Entries:
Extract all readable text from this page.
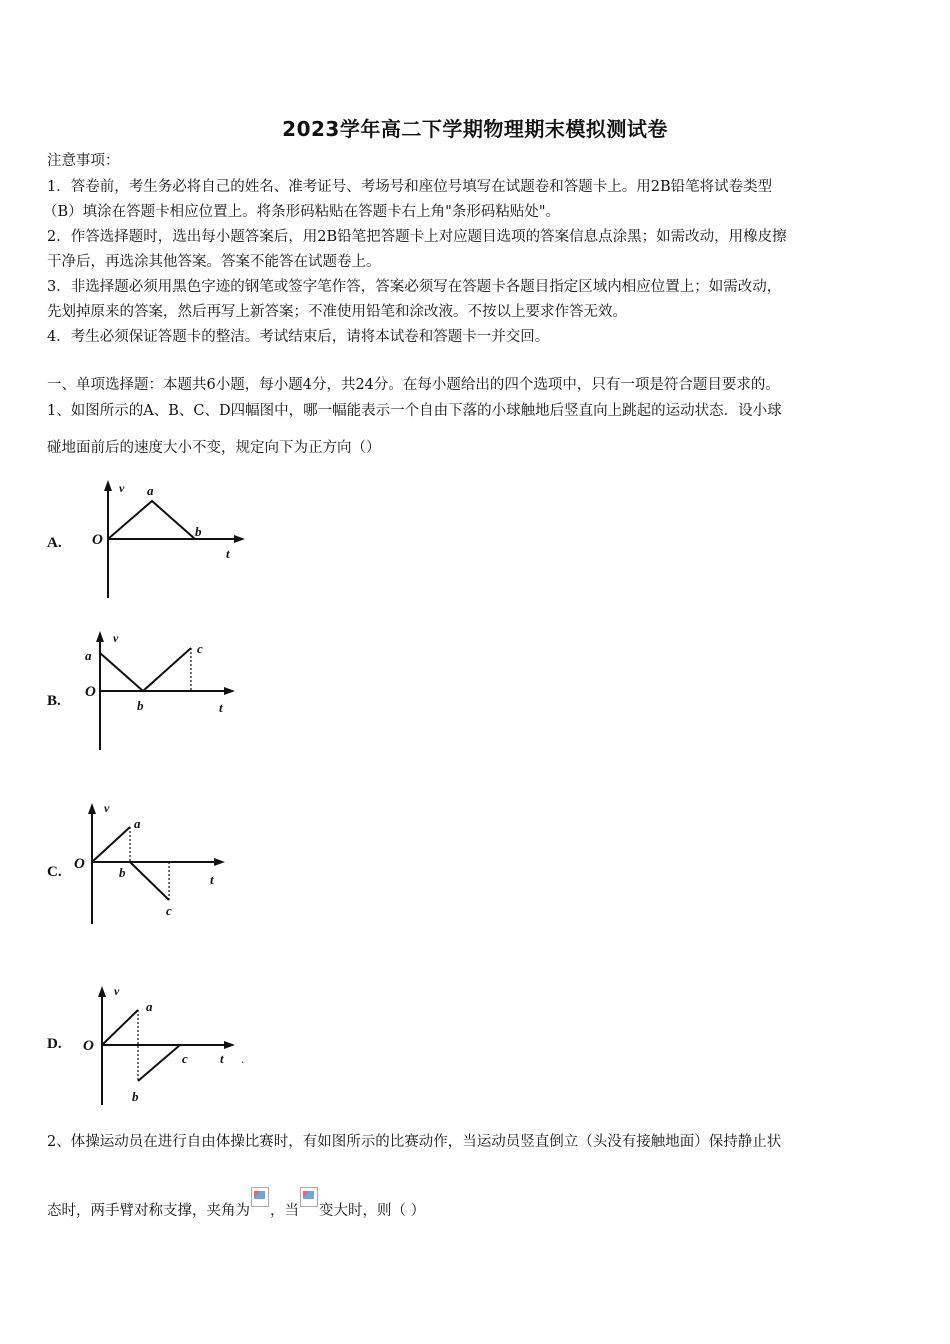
2023学年高二下学期物理期末模拟测试卷
注意事项：
1．答卷前，考生务必将自己的姓名、准考证号、考场号和座位号填写在试题卷和答题卡上。用2B铅笔将试卷类型
（B）填涂在答题卡相应位置上。将条形码粘贴在答题卡右上角"条形码粘贴处"。
2．作答选择题时，选出每小题答案后，用2B铅笔把答题卡上对应题目选项的答案信息点涂黑；如需改动，用橡皮擦
干净后，再选涂其他答案。答案不能答在试题卷上。
3．非选择题必须用黑色字迹的钢笔或签字笔作答，答案必须写在答题卡各题目指定区域内相应位置上；如需改动，
先划掉原来的答案，然后再写上新答案；不准使用铅笔和涂改液。不按以上要求作答无效。
4．考生必须保证答题卡的整洁。考试结束后，请将本试卷和答题卡一并交回。
一、单项选择题：本题共6小题，每小题4分，共24分。在每小题给出的四个选项中，只有一项是符合题目要求的。
1、如图所示的A、B、C、D四幅图中，哪一幅能表示一个自由下落的小球触地后竖直向上跳起的运动状态．设小球
碰地面前后的速度大小不变，规定向下为正方向（）
A.
v a
O
b
t
B.
v
a
O
b
c
t
C.
v
a
O
b
c
t
D.
v
a
O
b
c t .
2、体操运动员在进行自由体操比赛时，有如图所示的比赛动作，当运动员竖直倒立（头没有接触地面）保持静止状
态时，两手臂对称支撑，夹角为 ，当 变大时，则（ ）
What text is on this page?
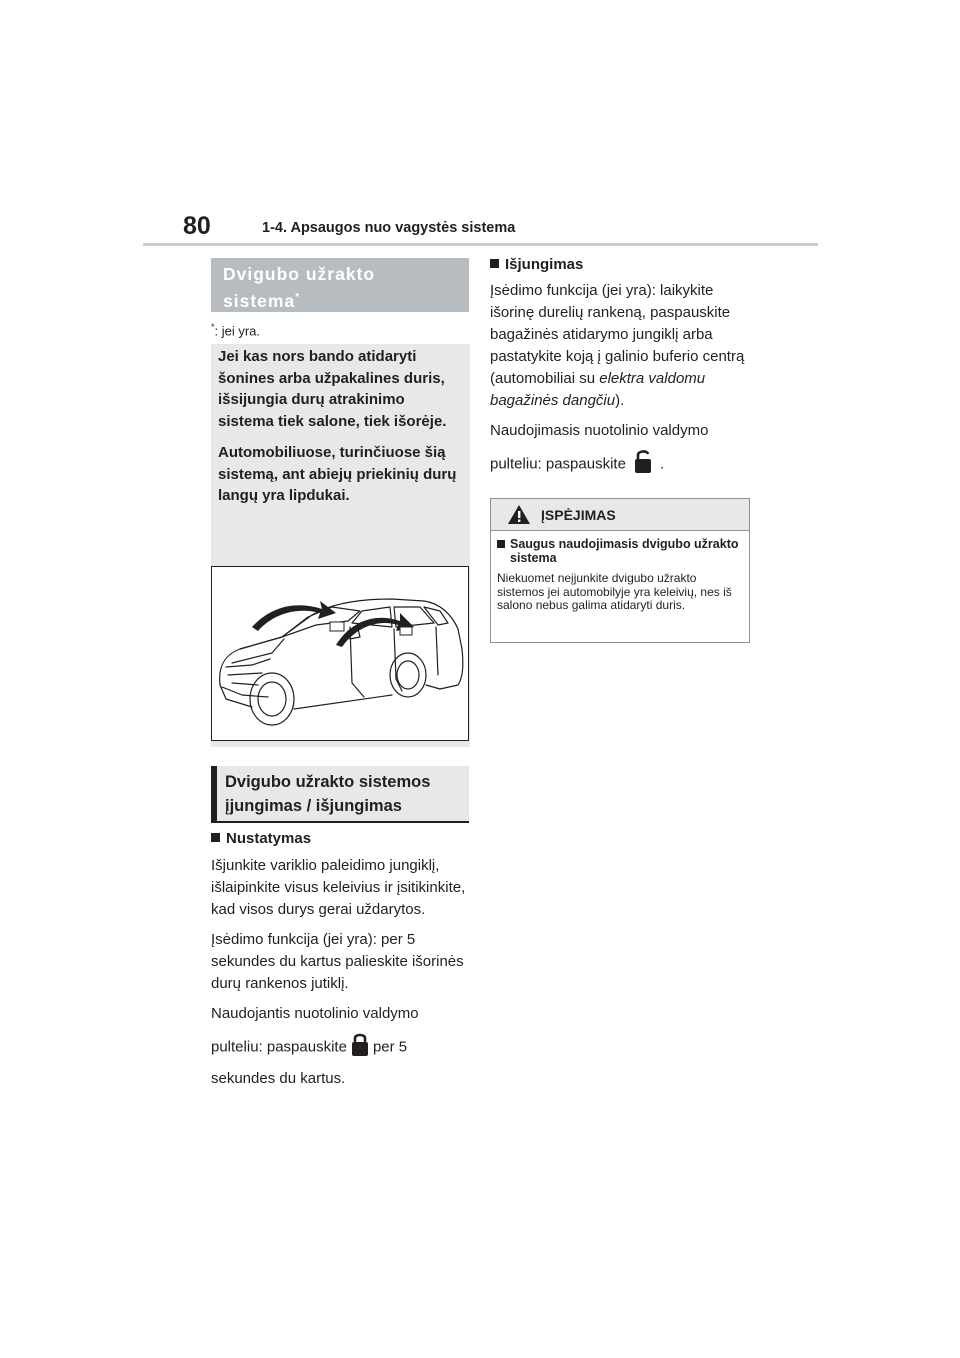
80	1-4. Apsaugos nuo vagystės sistema
Dvigubo užrakto sistema*
*: jei yra.

Jei kas nors bando atidaryti šonines arba užpakalines duris, išsijungia durų atrakinimo sistema tiek salone, tiek išorėje.

Automobiliuose, turinčiuose šią sistemą, ant abiejų priekinių durų langų yra lipdukai.

Dvigubo užrakto sistemos įjungimas / išjungimas
Nustatymas

Išjunkite variklio paleidimo jungiklį, išlaipinkite visus keleivius ir įsitikinkite, kad visos durys gerai uždarytos.

Įsėdimo funkcija (jei yra): per 5 sekundes du kartus palieskite išorinės durų rankenos jutiklį.

Naudojantis nuotolinio valdymo

pulteliu: paspauskite per 5

sekundes du kartus.

Išjungimas

Įsėdimo funkcija (jei yra): laikykite išorinę durelių rankeną, paspauskite bagažinės atidarymo jungiklį arba pastatykite koją į galinio buferio centrą (automobiliai su elektra valdomu bagažinės dangčiu).

Naudojimasis nuotolinio valdymo

pulteliu: paspauskite .

ĮSPĖJIMAS
Saugus naudojimasis dvigubo užrakto sistema
Niekuomet neįjunkite dvigubo užrakto sistemos jei automobilyje yra keleivių, nes iš salono nebus galima atidaryti duris.
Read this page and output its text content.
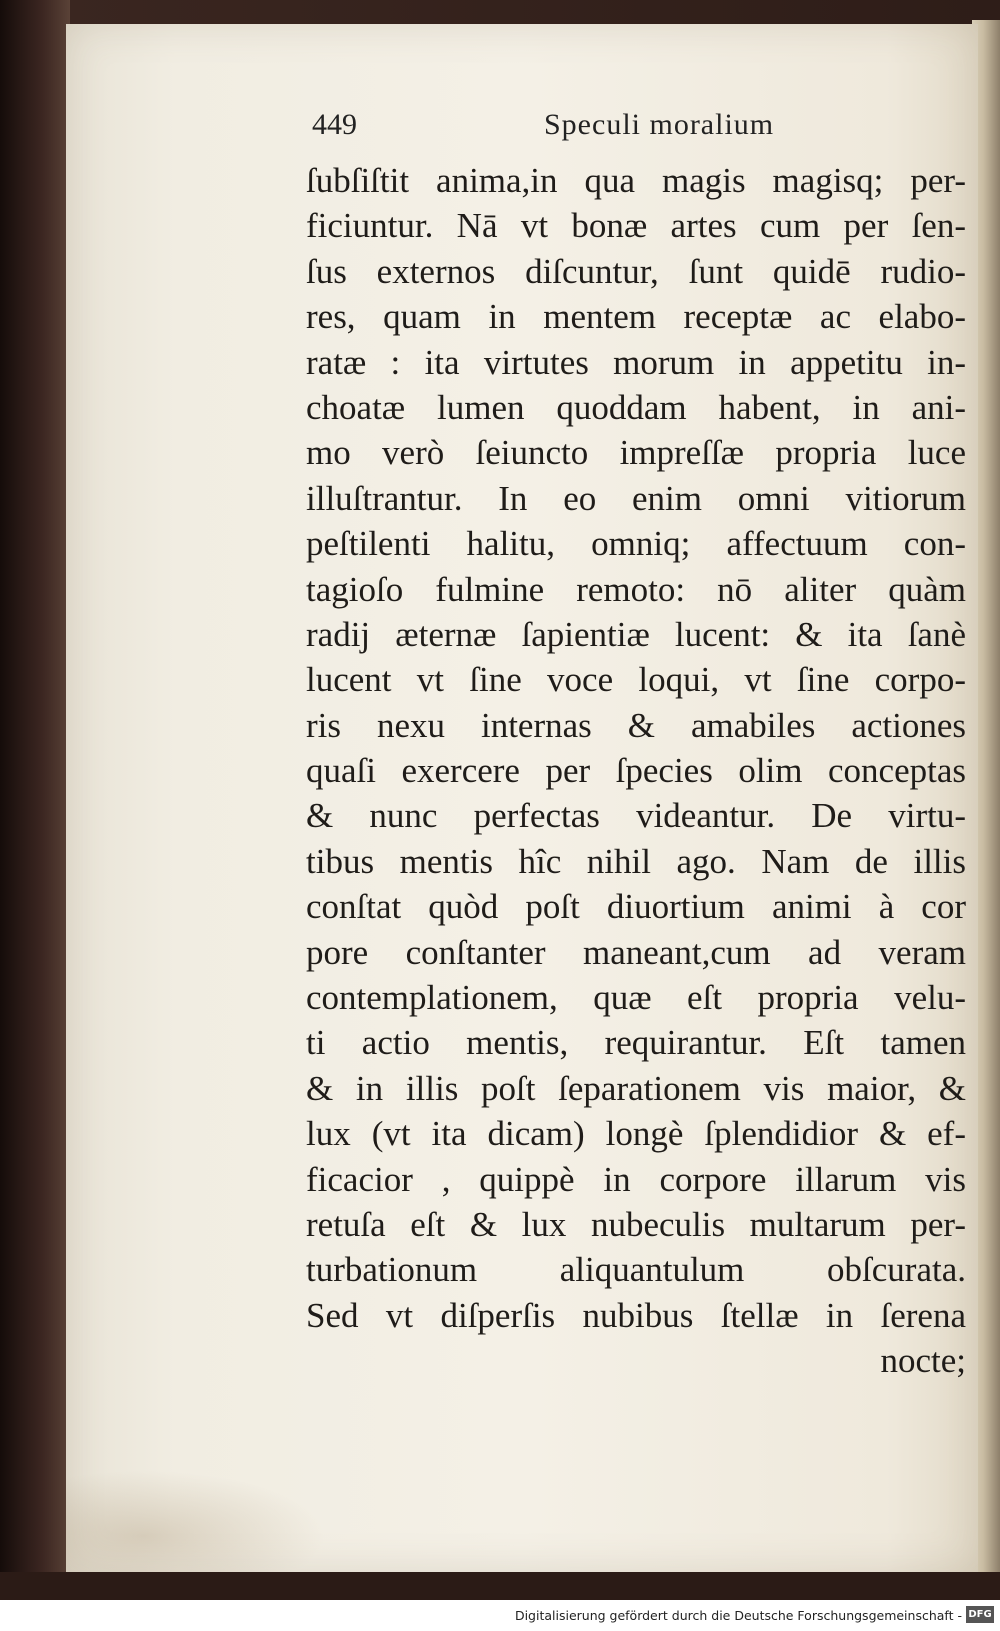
449	Speculi moralium
ſubſiſtit anima,in qua magis magisq; per-
ficiuntur. Nā vt bonæ artes cum per ſen-
ſus externos diſcuntur, ſunt quidē rudio-
res, quam in mentem receptæ ac elabo-
ratæ : ita virtutes morum in appetitu in-
choatæ lumen quoddam habent, in ani-
mo verò ſeiuncto impreſſæ propria luce
illuſtrantur. In eo enim omni vitiorum
peſtilenti halitu, omniq; affectuum con-
tagioſo fulmine remoto: nō aliter quàm
radij æternæ ſapientiæ lucent: & ita ſanè
lucent vt ſine voce loqui, vt ſine corpo-
ris nexu internas & amabiles actiones
quaſi exercere per ſpecies olim conceptas
& nunc perfectas videantur. De virtu-
tibus mentis hîc nihil ago. Nam de illis
conſtat quòd poſt diuortium animi à cor
pore conſtanter maneant,cum ad veram
contemplationem, quæ eſt propria velu-
ti actio mentis, requirantur. Eſt tamen
& in illis poſt ſeparationem vis maior, &
lux (vt ita dicam) longè ſplendidior & ef-
ficacior , quippè in corpore illarum vis
retuſa eſt & lux nubeculis multarum per-
turbationum aliquantulum obſcurata.
Sed vt diſperſis nubibus ſtellæ in ſerena
nocte;
Digitalisierung gefördert durch die Deutsche Forschungsgemeinschaft - DFG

Work instructions:
Filter the entries and copy out every line with the word "mentis".

Exercise answer:
tibus mentis hîc nihil ago. Nam de illis
ti actio mentis, requirantur. Eſt tamen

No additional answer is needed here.